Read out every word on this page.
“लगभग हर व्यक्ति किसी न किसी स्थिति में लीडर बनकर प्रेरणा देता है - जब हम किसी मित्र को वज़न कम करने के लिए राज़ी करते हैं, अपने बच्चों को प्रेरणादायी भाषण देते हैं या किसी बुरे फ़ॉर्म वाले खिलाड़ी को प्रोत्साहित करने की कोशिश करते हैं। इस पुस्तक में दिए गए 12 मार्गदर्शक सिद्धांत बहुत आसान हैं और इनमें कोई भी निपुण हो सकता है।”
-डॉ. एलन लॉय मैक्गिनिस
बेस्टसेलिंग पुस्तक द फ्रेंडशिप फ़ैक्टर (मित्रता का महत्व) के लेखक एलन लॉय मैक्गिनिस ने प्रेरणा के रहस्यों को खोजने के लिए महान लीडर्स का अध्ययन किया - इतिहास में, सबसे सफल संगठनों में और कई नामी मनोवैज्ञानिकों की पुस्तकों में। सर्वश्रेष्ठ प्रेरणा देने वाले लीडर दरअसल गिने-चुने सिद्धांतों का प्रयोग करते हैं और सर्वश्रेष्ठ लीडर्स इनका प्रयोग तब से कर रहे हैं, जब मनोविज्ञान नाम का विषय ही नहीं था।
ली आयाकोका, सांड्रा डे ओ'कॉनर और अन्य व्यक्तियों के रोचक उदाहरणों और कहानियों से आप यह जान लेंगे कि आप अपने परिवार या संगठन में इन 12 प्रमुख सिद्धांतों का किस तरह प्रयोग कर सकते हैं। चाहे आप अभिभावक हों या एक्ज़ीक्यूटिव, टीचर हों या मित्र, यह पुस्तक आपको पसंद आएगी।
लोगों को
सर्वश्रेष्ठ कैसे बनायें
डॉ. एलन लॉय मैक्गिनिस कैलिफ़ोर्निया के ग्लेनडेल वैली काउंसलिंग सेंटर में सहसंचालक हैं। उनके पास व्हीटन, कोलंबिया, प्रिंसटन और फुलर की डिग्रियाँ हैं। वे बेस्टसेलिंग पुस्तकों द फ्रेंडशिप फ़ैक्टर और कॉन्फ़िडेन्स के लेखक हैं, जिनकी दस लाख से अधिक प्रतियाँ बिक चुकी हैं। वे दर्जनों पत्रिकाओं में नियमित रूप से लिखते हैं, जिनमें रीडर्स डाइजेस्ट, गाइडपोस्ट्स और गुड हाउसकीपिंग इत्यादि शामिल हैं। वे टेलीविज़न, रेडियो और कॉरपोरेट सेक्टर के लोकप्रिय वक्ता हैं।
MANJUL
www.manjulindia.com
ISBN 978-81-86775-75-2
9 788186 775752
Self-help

◆ **Requirements**
Every entry must be quoted exactly as it appears above.

◆ **Solution to the problem**
Read out every word on this page.
“लगभग हर व्यक्ति किसी न किसी स्थिति में लीडर बनकर प्रेरणा देता है - जब हम किसी मित्र को वज़न कम करने के लिए राज़ी करते हैं, अपने बच्चों को प्रेरणादायी भाषण देते हैं या किसी बुरे फ़ॉर्म वाले खिलाड़ी को प्रोत्साहित करने की कोशिश करते हैं। इस पुस्तक में दिए गए 12 मार्गदर्शक सिद्धांत बहुत आसान हैं और इनमें कोई भी निपुण हो सकता है।”
-डॉ. एलन लॉय मैक्गिनिस
बेस्टसेलिंग पुस्तक द फ्रेंडशिप फ़ैक्टर (मित्रता का महत्व) के लेखक एलन लॉय मैक्गिनिस ने प्रेरणा के रहस्यों को खोजने के लिए महान लीडर्स का अध्ययन किया - इतिहास में, सबसे सफल संगठनों में और कई नामी मनोवैज्ञानिकों की पुस्तकों में। सर्वश्रेष्ठ प्रेरणा देने वाले लीडर दरअसल गिने-चुने सिद्धांतों का प्रयोग करते हैं और सर्वश्रेष्ठ लीडर्स इनका प्रयोग तब से कर रहे हैं, जब मनोविज्ञान नाम का विषय ही नहीं था।
ली आयाकोका, सांड्रा डे ओ'कॉनर और अन्य व्यक्तियों के रोचक उदाहरणों और कहानियों से आप यह जान लेंगे कि आप अपने परिवार या संगठन में इन 12 प्रमुख सिद्धांतों का किस तरह प्रयोग कर सकते हैं। चाहे आप अभिभावक हों या एक्ज़ीक्यूटिव, टीचर हों या मित्र, यह पुस्तक आपको पसंद आएगी।
लोगों को
सर्वश्रेष्ठ कैसे बनायें
डॉ. एलन लॉय मैक्गिनिस कैलिफ़ोर्निया के ग्लेनडेल वैली काउंसलिंग सेंटर में सहसंचालक हैं। उनके पास व्हीटन, कोलंबिया, प्रिंसटन और फुलर की डिग्रियाँ हैं। वे बेस्टसेलिंग पुस्तकों द फ्रेंडशिप फ़ैक्टर और कॉन्फ़िडेन्स के लेखक हैं, जिनकी दस लाख से अधिक प्रतियाँ बिक चुकी हैं। वे दर्जनों पत्रिकाओं में नियमित रूप से लिखते हैं, जिनमें रीडर्स डाइजेस्ट, गाइडपोस्ट्स और गुड हाउसकीपिंग इत्यादि शामिल हैं। वे टेलीविज़न, रेडियो और कॉरपोरेट सेक्टर के लोकप्रिय वक्ता हैं।
MANJUL
www.manjulindia.com
ISBN 978-81-86775-75-2
9 788186 775752
Self-help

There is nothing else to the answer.